## [Stated problem]
Copy the records from their first line down through the line containing "formula-24-number: (24) —", replacing "bbox" with "bounding box" and leaving everything else unchanged.

## [Listed entries]
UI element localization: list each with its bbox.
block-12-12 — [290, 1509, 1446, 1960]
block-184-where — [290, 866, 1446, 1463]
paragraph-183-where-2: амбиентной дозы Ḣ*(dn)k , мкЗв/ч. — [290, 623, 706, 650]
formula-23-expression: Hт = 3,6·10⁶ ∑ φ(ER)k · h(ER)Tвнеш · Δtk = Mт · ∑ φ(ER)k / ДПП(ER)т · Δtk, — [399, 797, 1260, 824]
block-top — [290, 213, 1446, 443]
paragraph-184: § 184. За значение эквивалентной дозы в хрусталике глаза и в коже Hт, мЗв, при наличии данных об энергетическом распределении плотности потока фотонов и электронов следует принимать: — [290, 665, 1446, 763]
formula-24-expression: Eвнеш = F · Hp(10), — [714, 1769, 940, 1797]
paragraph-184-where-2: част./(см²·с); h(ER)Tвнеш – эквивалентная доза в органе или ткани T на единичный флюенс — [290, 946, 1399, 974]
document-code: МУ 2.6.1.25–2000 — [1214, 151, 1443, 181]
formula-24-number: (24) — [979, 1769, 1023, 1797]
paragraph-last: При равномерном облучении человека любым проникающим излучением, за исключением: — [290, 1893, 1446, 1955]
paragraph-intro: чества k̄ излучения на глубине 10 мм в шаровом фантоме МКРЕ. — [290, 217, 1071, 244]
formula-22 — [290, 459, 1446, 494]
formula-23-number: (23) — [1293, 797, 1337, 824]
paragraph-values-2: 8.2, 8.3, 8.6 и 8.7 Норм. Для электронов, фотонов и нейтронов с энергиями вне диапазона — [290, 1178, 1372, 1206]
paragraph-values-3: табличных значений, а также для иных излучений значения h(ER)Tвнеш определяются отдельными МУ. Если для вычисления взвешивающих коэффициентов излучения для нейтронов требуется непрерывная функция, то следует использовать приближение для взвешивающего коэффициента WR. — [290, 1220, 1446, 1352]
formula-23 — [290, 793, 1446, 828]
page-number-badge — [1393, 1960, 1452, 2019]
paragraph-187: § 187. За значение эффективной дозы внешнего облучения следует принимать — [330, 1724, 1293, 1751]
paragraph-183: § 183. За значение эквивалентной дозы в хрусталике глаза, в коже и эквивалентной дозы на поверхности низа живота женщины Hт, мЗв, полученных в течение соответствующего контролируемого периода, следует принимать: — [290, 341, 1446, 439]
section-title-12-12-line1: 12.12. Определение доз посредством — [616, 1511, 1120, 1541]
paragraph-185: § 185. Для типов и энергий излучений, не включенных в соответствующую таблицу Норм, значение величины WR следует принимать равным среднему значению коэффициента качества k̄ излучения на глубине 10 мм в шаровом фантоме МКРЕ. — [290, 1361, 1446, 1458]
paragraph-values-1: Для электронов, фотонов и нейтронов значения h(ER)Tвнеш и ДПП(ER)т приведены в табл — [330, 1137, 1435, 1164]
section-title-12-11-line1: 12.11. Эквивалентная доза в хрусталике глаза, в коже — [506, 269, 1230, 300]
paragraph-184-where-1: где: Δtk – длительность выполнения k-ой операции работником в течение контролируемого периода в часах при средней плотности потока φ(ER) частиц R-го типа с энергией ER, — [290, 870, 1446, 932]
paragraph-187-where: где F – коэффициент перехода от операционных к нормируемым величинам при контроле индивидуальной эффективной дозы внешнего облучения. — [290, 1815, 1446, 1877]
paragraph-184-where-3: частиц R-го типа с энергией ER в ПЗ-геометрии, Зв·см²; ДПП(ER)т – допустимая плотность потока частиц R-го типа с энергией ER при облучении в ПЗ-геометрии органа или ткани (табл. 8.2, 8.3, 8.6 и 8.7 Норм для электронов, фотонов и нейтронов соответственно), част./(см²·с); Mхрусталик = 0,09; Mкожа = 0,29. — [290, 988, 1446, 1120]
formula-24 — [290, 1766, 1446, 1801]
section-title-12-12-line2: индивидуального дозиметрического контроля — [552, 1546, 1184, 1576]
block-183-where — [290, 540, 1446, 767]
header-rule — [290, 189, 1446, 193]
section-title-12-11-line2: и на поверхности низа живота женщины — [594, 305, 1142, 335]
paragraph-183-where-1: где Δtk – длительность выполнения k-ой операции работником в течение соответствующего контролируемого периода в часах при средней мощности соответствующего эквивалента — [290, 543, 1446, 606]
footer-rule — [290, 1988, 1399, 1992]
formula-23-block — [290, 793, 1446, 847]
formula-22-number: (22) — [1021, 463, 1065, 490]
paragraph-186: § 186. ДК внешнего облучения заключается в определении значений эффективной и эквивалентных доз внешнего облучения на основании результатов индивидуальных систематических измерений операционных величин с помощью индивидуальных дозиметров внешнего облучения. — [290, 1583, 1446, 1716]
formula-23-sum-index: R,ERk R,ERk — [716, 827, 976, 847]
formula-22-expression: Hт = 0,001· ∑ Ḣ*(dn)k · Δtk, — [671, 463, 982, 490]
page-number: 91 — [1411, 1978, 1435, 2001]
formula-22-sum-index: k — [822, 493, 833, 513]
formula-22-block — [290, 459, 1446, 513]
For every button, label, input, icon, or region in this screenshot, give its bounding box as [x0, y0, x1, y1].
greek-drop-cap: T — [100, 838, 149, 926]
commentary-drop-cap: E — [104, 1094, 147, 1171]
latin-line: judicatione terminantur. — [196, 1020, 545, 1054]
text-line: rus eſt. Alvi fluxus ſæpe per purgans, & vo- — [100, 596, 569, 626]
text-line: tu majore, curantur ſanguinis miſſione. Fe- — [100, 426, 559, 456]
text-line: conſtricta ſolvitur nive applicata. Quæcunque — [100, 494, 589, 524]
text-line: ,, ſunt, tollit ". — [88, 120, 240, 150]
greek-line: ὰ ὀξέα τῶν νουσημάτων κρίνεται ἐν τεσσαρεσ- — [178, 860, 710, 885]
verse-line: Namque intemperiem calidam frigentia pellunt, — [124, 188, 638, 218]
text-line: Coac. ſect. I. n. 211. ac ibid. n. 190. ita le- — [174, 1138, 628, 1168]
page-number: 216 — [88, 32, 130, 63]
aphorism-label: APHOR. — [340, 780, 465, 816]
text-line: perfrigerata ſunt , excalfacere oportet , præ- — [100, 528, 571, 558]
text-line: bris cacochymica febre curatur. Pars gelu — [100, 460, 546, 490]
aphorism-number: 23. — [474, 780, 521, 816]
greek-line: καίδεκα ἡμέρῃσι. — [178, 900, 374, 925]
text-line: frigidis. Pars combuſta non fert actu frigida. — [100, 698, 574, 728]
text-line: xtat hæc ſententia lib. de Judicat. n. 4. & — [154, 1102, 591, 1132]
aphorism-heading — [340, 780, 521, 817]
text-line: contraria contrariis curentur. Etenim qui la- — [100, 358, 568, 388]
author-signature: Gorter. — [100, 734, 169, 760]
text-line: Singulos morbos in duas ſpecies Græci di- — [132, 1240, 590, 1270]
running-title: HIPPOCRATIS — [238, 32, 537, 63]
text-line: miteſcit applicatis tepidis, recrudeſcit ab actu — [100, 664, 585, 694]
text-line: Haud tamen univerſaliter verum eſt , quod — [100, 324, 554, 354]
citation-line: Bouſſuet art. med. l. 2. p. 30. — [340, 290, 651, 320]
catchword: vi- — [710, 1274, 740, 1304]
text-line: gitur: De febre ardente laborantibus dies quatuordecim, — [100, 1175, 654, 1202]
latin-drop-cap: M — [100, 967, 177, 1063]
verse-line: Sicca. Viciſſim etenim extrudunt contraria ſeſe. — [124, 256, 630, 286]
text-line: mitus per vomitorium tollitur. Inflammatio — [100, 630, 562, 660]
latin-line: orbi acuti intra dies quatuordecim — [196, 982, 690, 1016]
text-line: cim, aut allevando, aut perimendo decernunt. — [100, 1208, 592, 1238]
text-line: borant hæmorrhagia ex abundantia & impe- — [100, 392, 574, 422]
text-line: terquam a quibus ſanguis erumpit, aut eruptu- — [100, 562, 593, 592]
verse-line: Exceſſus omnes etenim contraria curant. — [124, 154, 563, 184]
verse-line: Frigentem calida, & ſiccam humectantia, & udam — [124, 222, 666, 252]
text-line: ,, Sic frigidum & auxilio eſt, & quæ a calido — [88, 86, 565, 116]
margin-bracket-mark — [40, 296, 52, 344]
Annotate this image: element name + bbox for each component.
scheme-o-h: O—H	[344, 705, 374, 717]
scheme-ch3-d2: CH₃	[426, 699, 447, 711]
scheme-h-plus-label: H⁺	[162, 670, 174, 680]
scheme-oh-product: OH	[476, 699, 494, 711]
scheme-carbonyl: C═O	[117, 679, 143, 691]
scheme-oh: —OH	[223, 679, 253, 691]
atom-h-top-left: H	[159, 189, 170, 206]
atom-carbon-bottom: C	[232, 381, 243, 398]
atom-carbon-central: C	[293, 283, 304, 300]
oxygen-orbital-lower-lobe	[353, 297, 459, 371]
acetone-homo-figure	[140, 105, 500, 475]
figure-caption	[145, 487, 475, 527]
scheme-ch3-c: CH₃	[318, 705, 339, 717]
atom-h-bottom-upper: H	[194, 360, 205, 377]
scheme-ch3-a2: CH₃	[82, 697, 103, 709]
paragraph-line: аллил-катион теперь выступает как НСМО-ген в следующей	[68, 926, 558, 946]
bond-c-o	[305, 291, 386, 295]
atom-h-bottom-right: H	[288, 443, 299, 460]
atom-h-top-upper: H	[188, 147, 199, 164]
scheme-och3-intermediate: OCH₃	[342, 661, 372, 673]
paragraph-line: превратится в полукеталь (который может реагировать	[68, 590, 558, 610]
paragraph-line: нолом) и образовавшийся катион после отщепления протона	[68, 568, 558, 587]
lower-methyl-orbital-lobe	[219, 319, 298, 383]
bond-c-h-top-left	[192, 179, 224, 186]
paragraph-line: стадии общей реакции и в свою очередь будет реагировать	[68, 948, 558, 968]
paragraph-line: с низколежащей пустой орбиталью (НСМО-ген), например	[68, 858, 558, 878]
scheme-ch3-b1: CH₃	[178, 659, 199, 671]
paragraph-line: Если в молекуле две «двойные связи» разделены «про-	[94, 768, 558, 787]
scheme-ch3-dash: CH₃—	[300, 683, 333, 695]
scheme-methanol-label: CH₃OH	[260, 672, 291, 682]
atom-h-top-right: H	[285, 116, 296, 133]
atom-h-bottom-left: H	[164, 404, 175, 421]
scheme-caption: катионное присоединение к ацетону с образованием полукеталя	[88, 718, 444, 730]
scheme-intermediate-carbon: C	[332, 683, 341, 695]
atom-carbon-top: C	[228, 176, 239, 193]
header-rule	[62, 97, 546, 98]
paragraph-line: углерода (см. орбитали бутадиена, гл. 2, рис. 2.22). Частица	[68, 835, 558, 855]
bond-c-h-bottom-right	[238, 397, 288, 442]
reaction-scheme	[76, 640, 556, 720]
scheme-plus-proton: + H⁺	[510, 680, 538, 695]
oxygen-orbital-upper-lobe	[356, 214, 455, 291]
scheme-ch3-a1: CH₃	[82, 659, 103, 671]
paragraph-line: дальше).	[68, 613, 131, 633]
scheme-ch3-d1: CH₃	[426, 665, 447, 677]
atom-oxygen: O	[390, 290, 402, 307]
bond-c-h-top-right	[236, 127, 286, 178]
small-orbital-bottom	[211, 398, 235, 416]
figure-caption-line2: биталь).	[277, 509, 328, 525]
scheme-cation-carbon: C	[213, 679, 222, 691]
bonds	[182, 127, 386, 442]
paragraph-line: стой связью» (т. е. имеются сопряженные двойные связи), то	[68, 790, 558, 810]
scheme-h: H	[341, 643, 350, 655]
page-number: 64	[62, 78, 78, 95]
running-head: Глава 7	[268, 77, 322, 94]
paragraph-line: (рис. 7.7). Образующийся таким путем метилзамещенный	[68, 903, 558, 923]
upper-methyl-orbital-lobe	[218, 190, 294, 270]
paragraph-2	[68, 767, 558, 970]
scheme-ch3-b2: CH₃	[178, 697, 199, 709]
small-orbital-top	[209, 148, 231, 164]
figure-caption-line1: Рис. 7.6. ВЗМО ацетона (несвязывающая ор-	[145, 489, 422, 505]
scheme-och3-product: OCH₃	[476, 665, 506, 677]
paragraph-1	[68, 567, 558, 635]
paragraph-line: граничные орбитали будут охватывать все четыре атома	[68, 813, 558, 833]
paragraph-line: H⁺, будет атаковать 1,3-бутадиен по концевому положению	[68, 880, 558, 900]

## [Reply]
UI element localization: list each with its bounding box.
block-12-12 — [290, 1509, 1446, 1960]
block-184-where — [290, 866, 1446, 1463]
paragraph-183-where-2: амбиентной дозы Ḣ*(dn)k , мкЗв/ч. — [290, 623, 706, 650]
formula-23-expression: Hт = 3,6·10⁶ ∑ φ(ER)k · h(ER)Tвнеш · Δtk = Mт · ∑ φ(ER)k / ДПП(ER)т · Δtk, — [399, 797, 1260, 824]
block-top — [290, 213, 1446, 443]
paragraph-184: § 184. За значение эквивалентной дозы в хрусталике глаза и в коже Hт, мЗв, при наличии данных об энергетическом распределении плотности потока фотонов и электронов следует принимать: — [290, 665, 1446, 763]
formula-24-expression: Eвнеш = F · Hp(10), — [714, 1769, 940, 1797]
paragraph-184-where-2: част./(см²·с); h(ER)Tвнеш – эквивалентная доза в органе или ткани T на единичный флюенс — [290, 946, 1399, 974]
document-code: МУ 2.6.1.25–2000 — [1214, 151, 1443, 181]
formula-24-number: (24) — [979, 1769, 1023, 1797]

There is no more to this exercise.